— begin —

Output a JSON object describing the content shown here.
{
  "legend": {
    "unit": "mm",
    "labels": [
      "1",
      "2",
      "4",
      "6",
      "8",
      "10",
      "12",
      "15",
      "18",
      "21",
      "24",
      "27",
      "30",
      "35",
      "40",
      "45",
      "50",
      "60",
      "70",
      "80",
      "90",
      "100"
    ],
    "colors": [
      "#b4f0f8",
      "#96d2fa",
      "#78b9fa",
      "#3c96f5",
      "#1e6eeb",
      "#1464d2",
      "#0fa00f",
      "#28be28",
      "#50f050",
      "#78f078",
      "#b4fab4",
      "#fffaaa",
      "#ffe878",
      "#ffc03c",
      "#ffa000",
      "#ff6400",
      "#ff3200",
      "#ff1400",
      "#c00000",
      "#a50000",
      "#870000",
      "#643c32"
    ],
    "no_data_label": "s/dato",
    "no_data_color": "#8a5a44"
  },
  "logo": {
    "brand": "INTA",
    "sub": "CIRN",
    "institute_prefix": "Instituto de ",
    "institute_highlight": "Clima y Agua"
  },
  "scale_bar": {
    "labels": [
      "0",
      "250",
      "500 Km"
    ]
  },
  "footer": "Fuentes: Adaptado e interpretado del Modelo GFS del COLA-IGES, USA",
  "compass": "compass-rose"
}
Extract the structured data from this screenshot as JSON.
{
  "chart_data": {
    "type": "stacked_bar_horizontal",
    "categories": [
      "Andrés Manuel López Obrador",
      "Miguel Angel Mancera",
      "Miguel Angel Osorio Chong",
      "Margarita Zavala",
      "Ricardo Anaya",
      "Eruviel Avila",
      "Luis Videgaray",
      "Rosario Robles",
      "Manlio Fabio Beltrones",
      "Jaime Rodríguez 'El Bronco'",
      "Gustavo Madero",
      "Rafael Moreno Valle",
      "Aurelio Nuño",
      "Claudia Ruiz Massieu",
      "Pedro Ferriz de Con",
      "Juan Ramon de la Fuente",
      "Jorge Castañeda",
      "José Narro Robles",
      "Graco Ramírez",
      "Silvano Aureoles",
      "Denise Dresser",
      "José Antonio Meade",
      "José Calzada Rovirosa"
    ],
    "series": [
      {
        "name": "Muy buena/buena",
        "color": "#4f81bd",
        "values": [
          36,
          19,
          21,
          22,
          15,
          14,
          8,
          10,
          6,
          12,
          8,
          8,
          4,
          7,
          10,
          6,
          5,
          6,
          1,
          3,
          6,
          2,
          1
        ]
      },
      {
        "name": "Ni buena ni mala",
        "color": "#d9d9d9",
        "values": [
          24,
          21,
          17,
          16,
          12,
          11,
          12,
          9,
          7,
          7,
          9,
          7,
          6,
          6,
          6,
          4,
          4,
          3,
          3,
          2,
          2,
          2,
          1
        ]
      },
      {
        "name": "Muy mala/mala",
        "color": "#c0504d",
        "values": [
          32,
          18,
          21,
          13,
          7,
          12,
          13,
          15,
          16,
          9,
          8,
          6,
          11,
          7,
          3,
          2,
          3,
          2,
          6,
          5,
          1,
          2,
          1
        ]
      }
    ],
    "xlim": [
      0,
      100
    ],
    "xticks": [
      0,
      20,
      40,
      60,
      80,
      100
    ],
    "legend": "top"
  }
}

— end —

[OBJECTIVE]
Set out the complete listing exactly as shown.

[CORRECT ANSWER]
Output a JSON object describing the content shown here.
{
  "legend": {
    "unit": "mm",
    "labels": [
      "1",
      "2",
      "4",
      "6",
      "8",
      "10",
      "12",
      "15",
      "18",
      "21",
      "24",
      "27",
      "30",
      "35",
      "40",
      "45",
      "50",
      "60",
      "70",
      "80",
      "90",
      "100"
    ],
    "colors": [
      "#b4f0f8",
      "#96d2fa",
      "#78b9fa",
      "#3c96f5",
      "#1e6eeb",
      "#1464d2",
      "#0fa00f",
      "#28be28",
      "#50f050",
      "#78f078",
      "#b4fab4",
      "#fffaaa",
      "#ffe878",
      "#ffc03c",
      "#ffa000",
      "#ff6400",
      "#ff3200",
      "#ff1400",
      "#c00000",
      "#a50000",
      "#870000",
      "#643c32"
    ],
    "no_data_label": "s/dato",
    "no_data_color": "#8a5a44"
  },
  "logo": {
    "brand": "INTA",
    "sub": "CIRN",
    "institute_prefix": "Instituto de ",
    "institute_highlight": "Clima y Agua"
  },
  "scale_bar": {
    "labels": [
      "0",
      "250",
      "500 Km"
    ]
  },
  "footer": "Fuentes: Adaptado e interpretado del Modelo GFS del COLA-IGES, USA",
  "compass": "compass-rose"
}
Extract the structured data from this screenshot as JSON.
{
  "chart_data": {
    "type": "stacked_bar_horizontal",
    "categories": [
      "Andrés Manuel López Obrador",
      "Miguel Angel Mancera",
      "Miguel Angel Osorio Chong",
      "Margarita Zavala",
      "Ricardo Anaya",
      "Eruviel Avila",
      "Luis Videgaray",
      "Rosario Robles",
      "Manlio Fabio Beltrones",
      "Jaime Rodríguez 'El Bronco'",
      "Gustavo Madero",
      "Rafael Moreno Valle",
      "Aurelio Nuño",
      "Claudia Ruiz Massieu",
      "Pedro Ferriz de Con",
      "Juan Ramon de la Fuente",
      "Jorge Castañeda",
      "José Narro Robles",
      "Graco Ramírez",
      "Silvano Aureoles",
      "Denise Dresser",
      "José Antonio Meade",
      "José Calzada Rovirosa"
    ],
    "series": [
      {
        "name": "Muy buena/buena",
        "color": "#4f81bd",
        "values": [
          36,
          19,
          21,
          22,
          15,
          14,
          8,
          10,
          6,
          12,
          8,
          8,
          4,
          7,
          10,
          6,
          5,
          6,
          1,
          3,
          6,
          2,
          1
        ]
      },
      {
        "name": "Ni buena ni mala",
        "color": "#d9d9d9",
        "values": [
          24,
          21,
          17,
          16,
          12,
          11,
          12,
          9,
          7,
          7,
          9,
          7,
          6,
          6,
          6,
          4,
          4,
          3,
          3,
          2,
          2,
          2,
          1
        ]
      },
      {
        "name": "Muy mala/mala",
        "color": "#c0504d",
        "values": [
          32,
          18,
          21,
          13,
          7,
          12,
          13,
          15,
          16,
          9,
          8,
          6,
          11,
          7,
          3,
          2,
          3,
          2,
          6,
          5,
          1,
          2,
          1
        ]
      }
    ],
    "xlim": [
      0,
      100
    ],
    "xticks": [
      0,
      20,
      40,
      60,
      80,
      100
    ],
    "legend": "top"
  }
}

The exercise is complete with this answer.